▽
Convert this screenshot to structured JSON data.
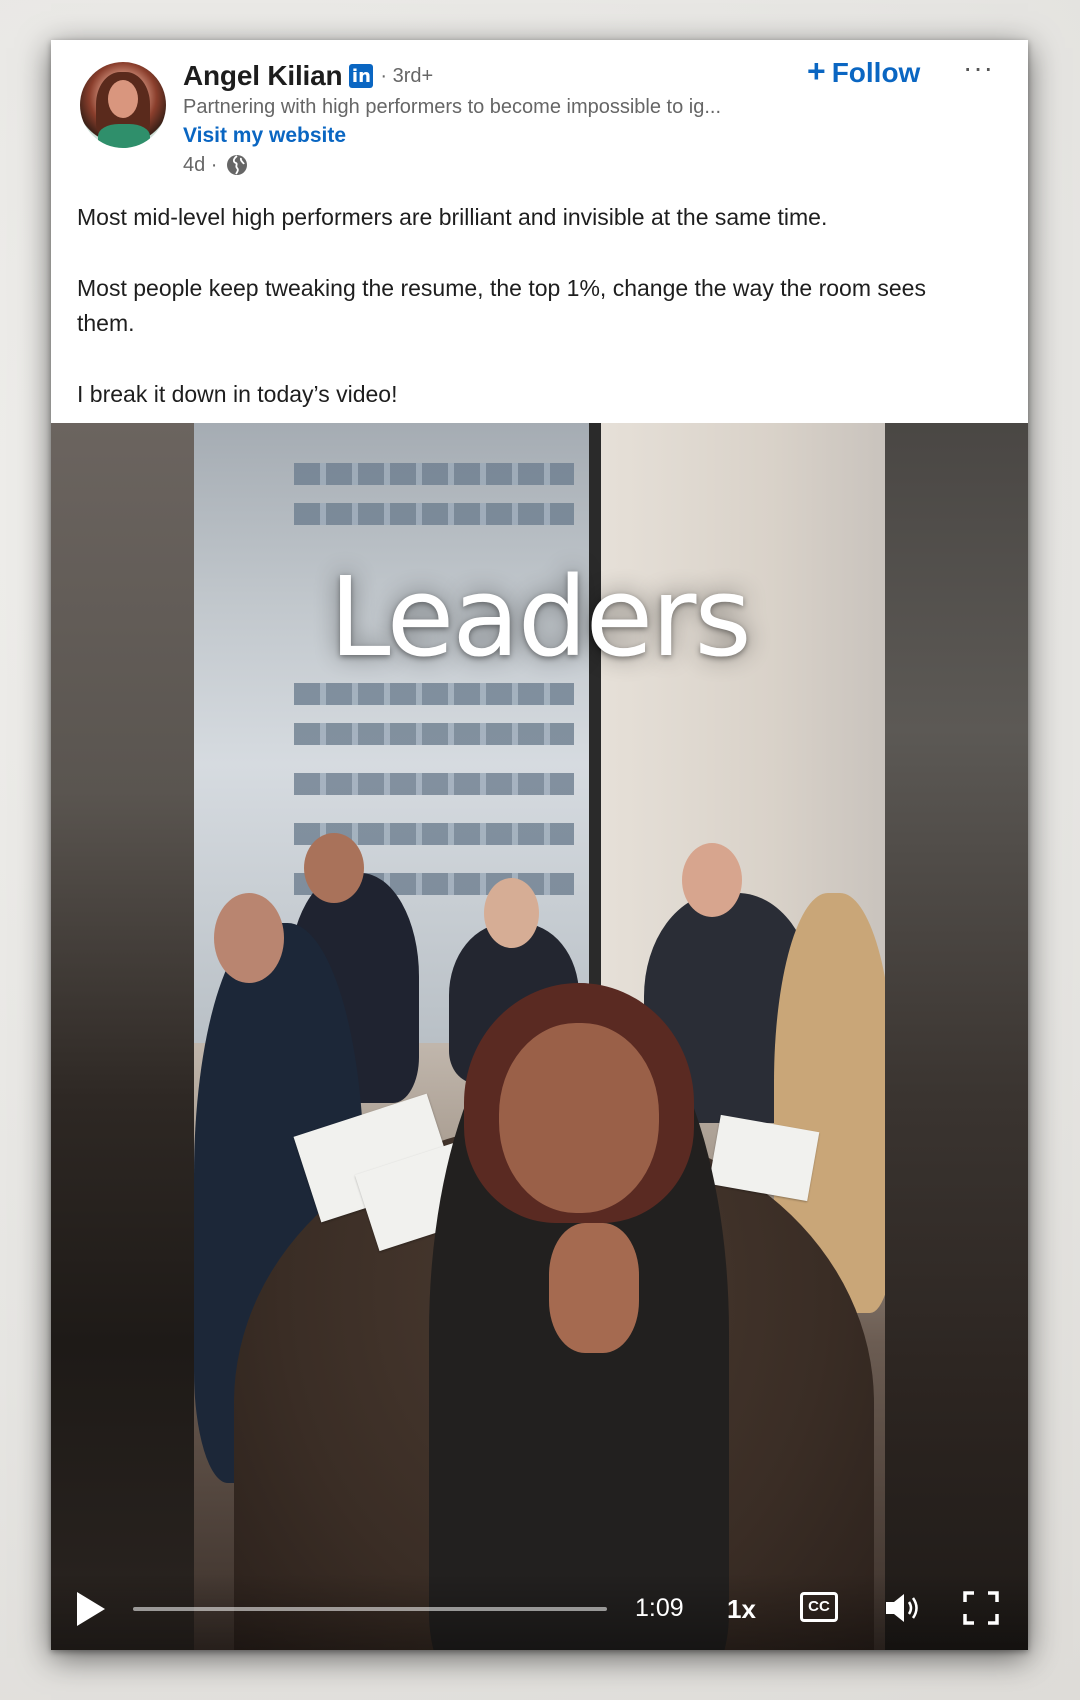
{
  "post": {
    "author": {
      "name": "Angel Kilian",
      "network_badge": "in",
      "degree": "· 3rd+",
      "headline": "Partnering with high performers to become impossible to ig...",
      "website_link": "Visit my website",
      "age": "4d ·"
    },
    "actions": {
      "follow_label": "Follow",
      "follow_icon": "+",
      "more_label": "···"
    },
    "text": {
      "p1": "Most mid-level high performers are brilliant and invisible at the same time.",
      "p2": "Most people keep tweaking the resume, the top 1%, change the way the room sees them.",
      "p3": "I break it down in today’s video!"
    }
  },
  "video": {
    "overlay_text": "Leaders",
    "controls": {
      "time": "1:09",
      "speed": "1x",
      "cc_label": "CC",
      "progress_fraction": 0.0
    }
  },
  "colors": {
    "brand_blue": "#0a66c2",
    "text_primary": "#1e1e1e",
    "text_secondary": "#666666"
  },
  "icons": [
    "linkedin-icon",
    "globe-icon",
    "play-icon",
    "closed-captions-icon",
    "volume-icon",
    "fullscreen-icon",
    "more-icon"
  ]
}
△
▽
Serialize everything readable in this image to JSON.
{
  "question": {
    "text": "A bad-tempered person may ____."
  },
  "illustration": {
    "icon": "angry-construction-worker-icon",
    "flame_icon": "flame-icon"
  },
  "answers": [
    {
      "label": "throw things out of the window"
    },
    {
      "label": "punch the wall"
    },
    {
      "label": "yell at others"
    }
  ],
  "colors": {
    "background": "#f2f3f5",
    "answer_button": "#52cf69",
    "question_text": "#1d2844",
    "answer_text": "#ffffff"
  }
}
△
### Stated goal
The lines to collect are those holding the string "performers"; copy them all.

### Solution below
      "headline": "Partnering with high performers to become impossible to ig...",
      "p1": "Most mid-level high performers are brilliant and invisible at the same time.",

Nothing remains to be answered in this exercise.